* begin Available records *

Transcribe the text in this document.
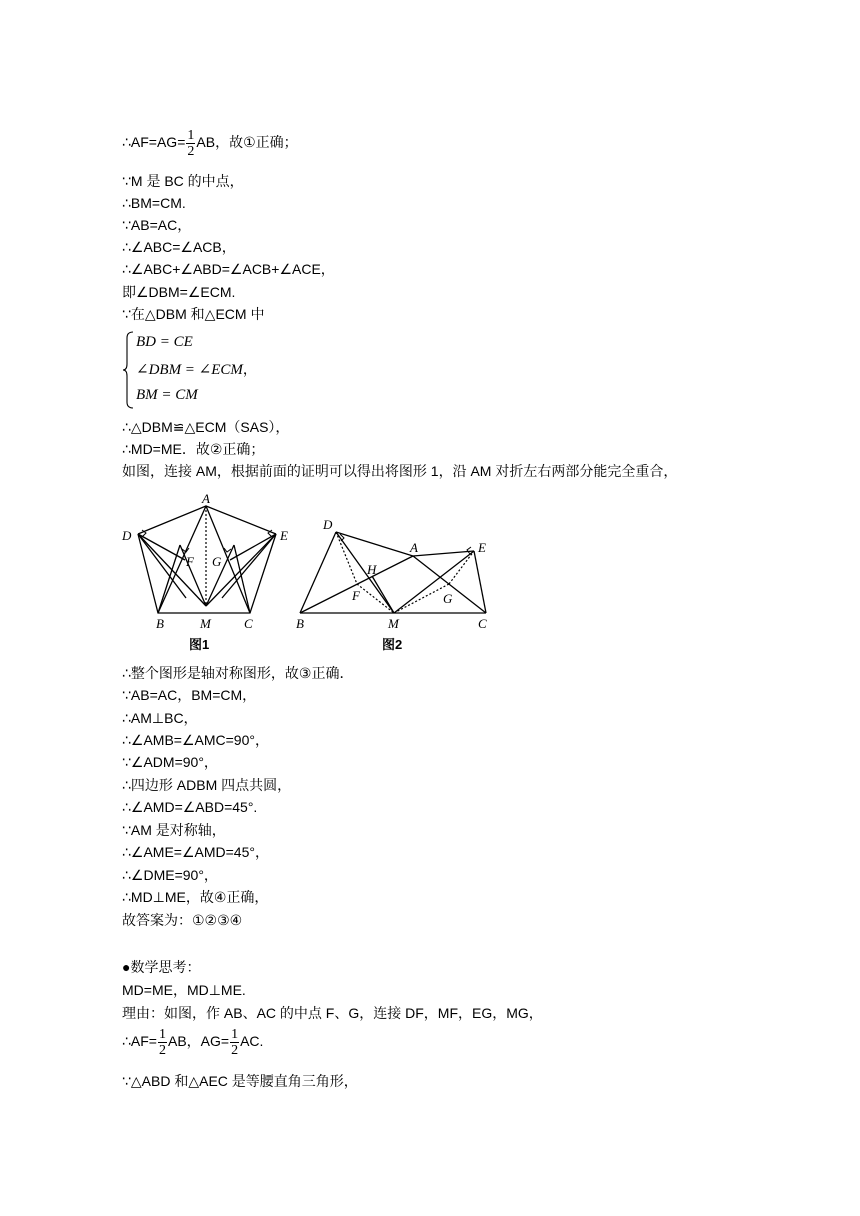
∴AF=AG= $\frac{1}{2}$ AB，故①正确；
∵M 是 BC 的中点，
∴BM=CM.
∵AB=AC，
∴∠ABC=∠ACB，
∴∠ABC+∠ABD=∠ACB+∠ACE，
即∠DBM=∠ECM.
∵在△DBM 和△ECM 中
BD = CE
∠DBM = ∠ECM，
BM = CM
∴△DBM≌△ECM（SAS），
∴MD=ME．故②正确；
如图，连接 AM，根据前面的证明可以得出将图形 1，沿 AM 对折左右两部分能完全重合，
D
A
E
F G
B	M	C
图1
D
A	E
H
F	G
B	M	C
图2
∴整个图形是轴对称图形，故③正确．
∵AB=AC，BM=CM，
∴AM⊥BC，
∴∠AMB=∠AMC=90°，
∵∠ADM=90°，
∴四边形 ADBM 四点共圆，
∴∠AMD=∠ABD=45°.
∵AM 是对称轴，
∴∠AME=∠AMD=45°，
∴∠DME=90°，
∴MD⊥ME，故④正确，
故答案为：①②③④
●数学思考：
MD=ME，MD⊥ME.
理由：如图，作 AB、AC 的中点 F、G，连接 DF，MF，EG，MG，
∴AF= $\frac{1}{2}$ AB，$AG= \frac{1}{2}$ AC.
∵△ABD 和△AEC 是等腰直角三角形，
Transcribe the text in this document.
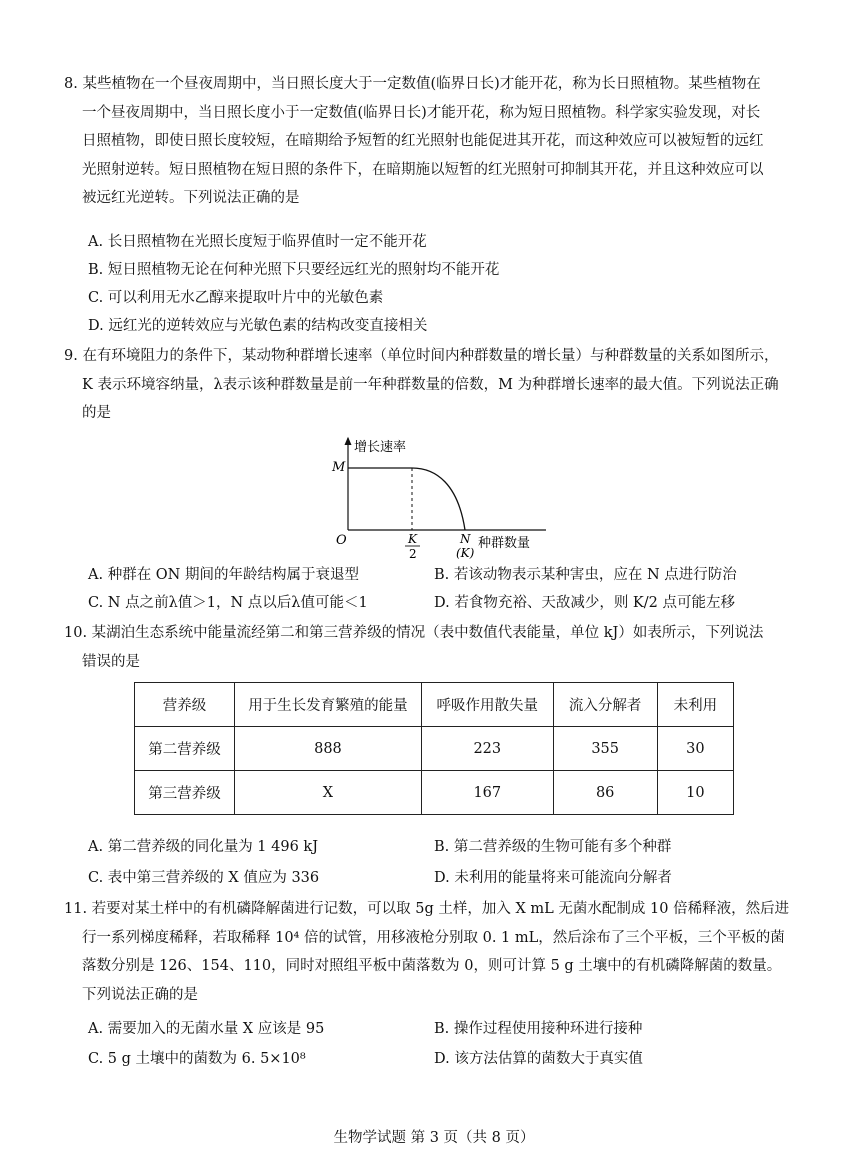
8. 某些植物在一个昼夜周期中，当日照长度大于一定数值(临界日长)才能开花，称为长日照植物。某些植物在

一个昼夜周期中，当日照长度小于一定数值(临界日长)才能开花，称为短日照植物。科学家实验发现，对长

日照植物，即使日照长度较短，在暗期给予短暂的红光照射也能促进其开花，而这种效应可以被短暂的远红

光照射逆转。短日照植物在短日照的条件下，在暗期施以短暂的红光照射可抑制其开花，并且这种效应可以

被远红光逆转。下列说法正确的是

A. 长日照植物在光照长度短于临界值时一定不能开花
B. 短日照植物无论在何种光照下只要经远红光的照射均不能开花
C. 可以利用无水乙醇来提取叶片中的光敏色素
D. 远红光的逆转效应与光敏色素的结构改变直接相关

9. 在有环境阻力的条件下，某动物种群增长速率（单位时间内种群数量的增长量）与种群数量的关系如图所示，

K 表示环境容纳量，λ表示该种群数量是前一年种群数量的倍数，M 为种群增长速率的最大值。下列说法正确

的是

增长速率
种群数量
O
M
K
2
N
(K)
A. 种群在 ON 期间的年龄结构属于衰退型	B. 若该动物表示某种害虫，应在 N 点进行防治
C. N 点之前λ值＞1，N 点以后λ值可能＜1	D. 若食物充裕、天敌减少，则 K/2 点可能左移

10. 某湖泊生态系统中能量流经第二和第三营养级的情况（表中数值代表能量，单位 kJ）如表所示，下列说法

错误的是

营养级	用于生长发育繁殖的能量	呼吸作用散失量	流入分解者	未利用
第二营养级	888	223	355	30
第三营养级	X	167	86	10
A. 第二营养级的同化量为 1 496 kJ	B. 第二营养级的生物可能有多个种群
C. 表中第三营养级的 X 值应为 336	D. 未利用的能量将来可能流向分解者

11. 若要对某土样中的有机磷降解菌进行记数，可以取 5g 土样，加入 X mL 无菌水配制成 10 倍稀释液，然后进

行一系列梯度稀释，若取稀释 10⁴ 倍的试管，用移液枪分别取 0. 1 mL，然后涂布了三个平板，三个平板的菌

落数分别是 126、154、110，同时对照组平板中菌落数为 0，则可计算 5 g 土壤中的有机磷降解菌的数量。

下列说法正确的是

A. 需要加入的无菌水量 X 应该是 95	B. 操作过程使用接种环进行接种
C. 5 g 土壤中的菌数为 6. 5×10⁸	D. 该方法估算的菌数大于真实值
生物学试题 第 3 页（共 8 页）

* end Available records *

Write the material out again exactly as it appears, dropping the pictures.

■ **Result of the task**
Transcribe the text in this document.
∴AF=AG= $\frac{1}{2}$ AB，故①正确；
∵M 是 BC 的中点，
∴BM=CM.
∵AB=AC，
∴∠ABC=∠ACB，
∴∠ABC+∠ABD=∠ACB+∠ACE，
即∠DBM=∠ECM.
∵在△DBM 和△ECM 中
BD = CE
∠DBM = ∠ECM，
BM = CM
∴△DBM≌△ECM（SAS），
∴MD=ME．故②正确；
如图，连接 AM，根据前面的证明可以得出将图形 1，沿 AM 对折左右两部分能完全重合，
D
A
E
F G
B	M	C
图1
D
A	E
H
F	G
B	M	C
图2
∴整个图形是轴对称图形，故③正确．
∵AB=AC，BM=CM，
∴AM⊥BC，
∴∠AMB=∠AMC=90°，
∵∠ADM=90°，
∴四边形 ADBM 四点共圆，
∴∠AMD=∠ABD=45°.
∵AM 是对称轴，
∴∠AME=∠AMD=45°，
∴∠DME=90°，
∴MD⊥ME，故④正确，
故答案为：①②③④
●数学思考：
MD=ME，MD⊥ME.
理由：如图，作 AB、AC 的中点 F、G，连接 DF，MF，EG，MG，
∴AF= $\frac{1}{2}$ AB，$AG= \frac{1}{2}$ AC.
∵△ABD 和△AEC 是等腰直角三角形，
Transcribe the text in this document.
8. 某些植物在一个昼夜周期中，当日照长度大于一定数值(临界日长)才能开花，称为长日照植物。某些植物在

一个昼夜周期中，当日照长度小于一定数值(临界日长)才能开花，称为短日照植物。科学家实验发现，对长

日照植物，即使日照长度较短，在暗期给予短暂的红光照射也能促进其开花，而这种效应可以被短暂的远红

光照射逆转。短日照植物在短日照的条件下，在暗期施以短暂的红光照射可抑制其开花，并且这种效应可以

被远红光逆转。下列说法正确的是

A. 长日照植物在光照长度短于临界值时一定不能开花
B. 短日照植物无论在何种光照下只要经远红光的照射均不能开花
C. 可以利用无水乙醇来提取叶片中的光敏色素
D. 远红光的逆转效应与光敏色素的结构改变直接相关

9. 在有环境阻力的条件下，某动物种群增长速率（单位时间内种群数量的增长量）与种群数量的关系如图所示，

K 表示环境容纳量，λ表示该种群数量是前一年种群数量的倍数，M 为种群增长速率的最大值。下列说法正确

的是

增长速率
种群数量
O
M
K
2
N
(K)
A. 种群在 ON 期间的年龄结构属于衰退型	B. 若该动物表示某种害虫，应在 N 点进行防治
C. N 点之前λ值＞1，N 点以后λ值可能＜1	D. 若食物充裕、天敌减少，则 K/2 点可能左移

10. 某湖泊生态系统中能量流经第二和第三营养级的情况（表中数值代表能量，单位 kJ）如表所示，下列说法

错误的是

营养级	用于生长发育繁殖的能量	呼吸作用散失量	流入分解者	未利用
第二营养级	888	223	355	30
第三营养级	X	167	86	10
A. 第二营养级的同化量为 1 496 kJ	B. 第二营养级的生物可能有多个种群
C. 表中第三营养级的 X 值应为 336	D. 未利用的能量将来可能流向分解者

11. 若要对某土样中的有机磷降解菌进行记数，可以取 5g 土样，加入 X mL 无菌水配制成 10 倍稀释液，然后进

行一系列梯度稀释，若取稀释 10⁴ 倍的试管，用移液枪分别取 0. 1 mL，然后涂布了三个平板，三个平板的菌

落数分别是 126、154、110，同时对照组平板中菌落数为 0，则可计算 5 g 土壤中的有机磷降解菌的数量。

下列说法正确的是

A. 需要加入的无菌水量 X 应该是 95	B. 操作过程使用接种环进行接种
C. 5 g 土壤中的菌数为 6. 5×10⁸	D. 该方法估算的菌数大于真实值
生物学试题 第 3 页（共 8 页）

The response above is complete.